Transcribe all of the records word for word, but omit the pictures.

— Begin Data listing —

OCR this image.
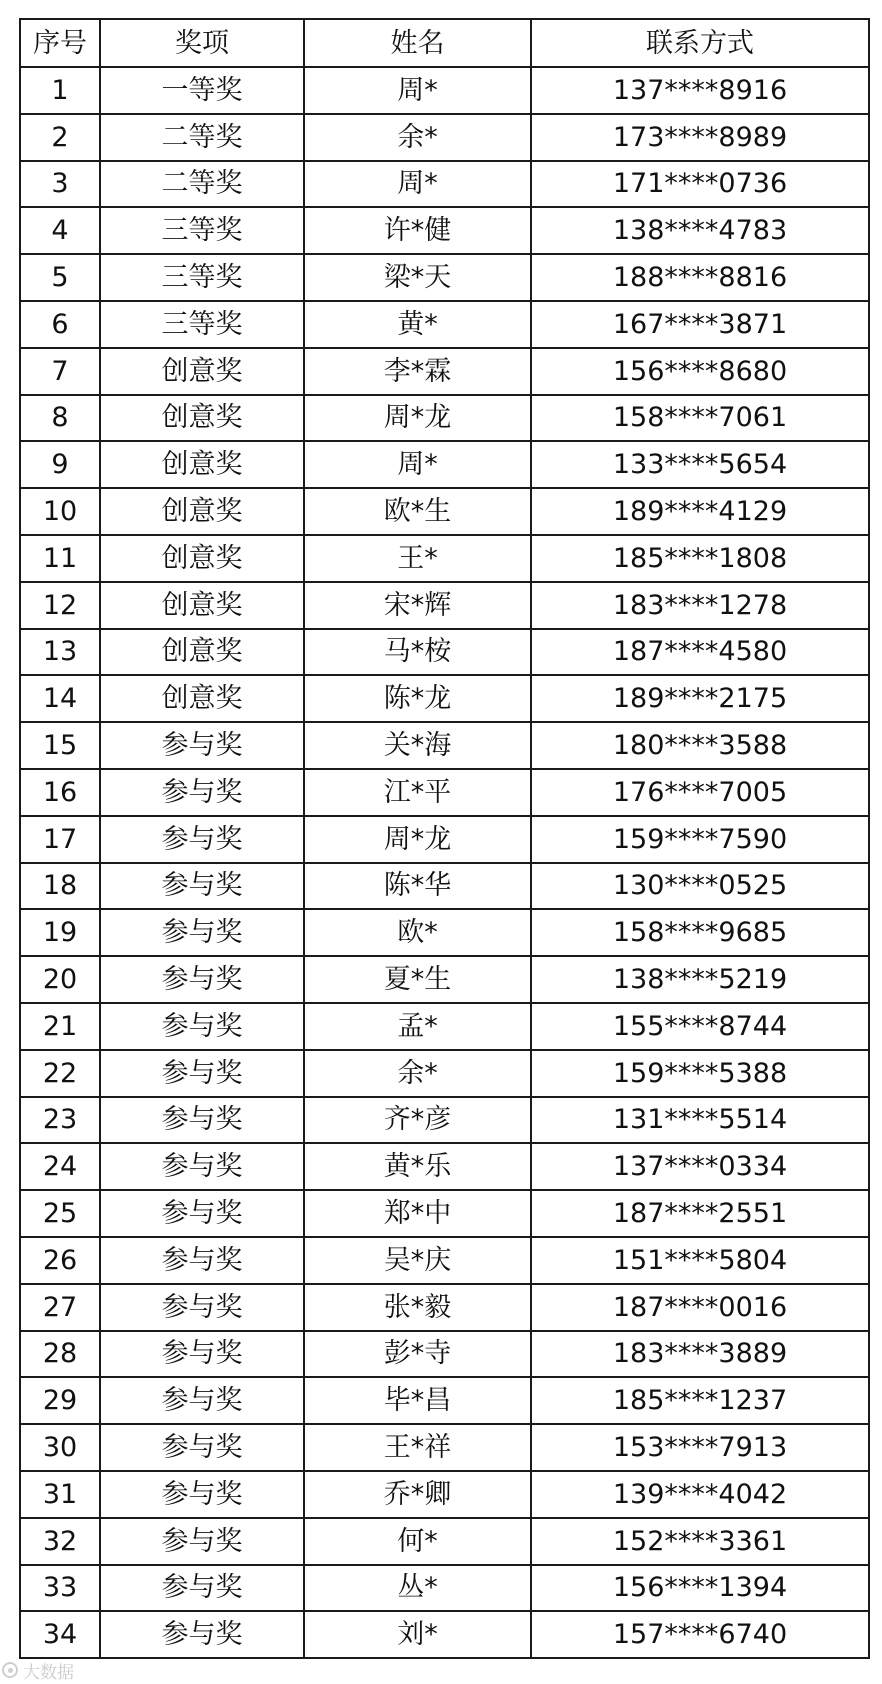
序号	奖项	姓名	联系方式
1	一等奖	周*	137****8916
2	二等奖	余*	173****8989
3	二等奖	周*	171****0736
4	三等奖	许*健	138****4783
5	三等奖	梁*天	188****8816
6	三等奖	黄*	167****3871
7	创意奖	李*霖	156****8680
8	创意奖	周*龙	158****7061
9	创意奖	周*	133****5654
10	创意奖	欧*生	189****4129
11	创意奖	王*	185****1808
12	创意奖	宋*辉	183****1278
13	创意奖	马*桉	187****4580
14	创意奖	陈*龙	189****2175
15	参与奖	关*海	180****3588
16	参与奖	江*平	176****7005
17	参与奖	周*龙	159****7590
18	参与奖	陈*华	130****0525
19	参与奖	欧*	158****9685
20	参与奖	夏*生	138****5219
21	参与奖	孟*	155****8744
22	参与奖	余*	159****5388
23	参与奖	齐*彦	131****5514
24	参与奖	黄*乐	137****0334
25	参与奖	郑*中	187****2551
26	参与奖	吴*庆	151****5804
27	参与奖	张*毅	187****0016
28	参与奖	彭*寺	183****3889
29	参与奖	毕*昌	185****1237
30	参与奖	王*祥	153****7913
31	参与奖	乔*卿	139****4042
32	参与奖	何*	152****3361
33	参与奖	丛*	156****1394
34	参与奖	刘*	157****6740
大数据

— End Data listing —

### [The result]
OCR this image.
序号	奖项	姓名	联系方式
1	一等奖	周*	137****8916
2	二等奖	余*	173****8989
3	二等奖	周*	171****0736
4	三等奖	许*健	138****4783
5	三等奖	梁*天	188****8816
6	三等奖	黄*	167****3871
7	创意奖	李*霖	156****8680
8	创意奖	周*龙	158****7061
9	创意奖	周*	133****5654
10	创意奖	欧*生	189****4129
11	创意奖	王*	185****1808
12	创意奖	宋*辉	183****1278
13	创意奖	马*桉	187****4580
14	创意奖	陈*龙	189****2175
15	参与奖	关*海	180****3588
16	参与奖	江*平	176****7005
17	参与奖	周*龙	159****7590
18	参与奖	陈*华	130****0525
19	参与奖	欧*	158****9685
20	参与奖	夏*生	138****5219
21	参与奖	孟*	155****8744
22	参与奖	余*	159****5388
23	参与奖	齐*彦	131****5514
24	参与奖	黄*乐	137****0334
25	参与奖	郑*中	187****2551
26	参与奖	吴*庆	151****5804
27	参与奖	张*毅	187****0016
28	参与奖	彭*寺	183****3889
29	参与奖	毕*昌	185****1237
30	参与奖	王*祥	153****7913
31	参与奖	乔*卿	139****4042
32	参与奖	何*	152****3361
33	参与奖	丛*	156****1394
34	参与奖	刘*	157****6740
大数据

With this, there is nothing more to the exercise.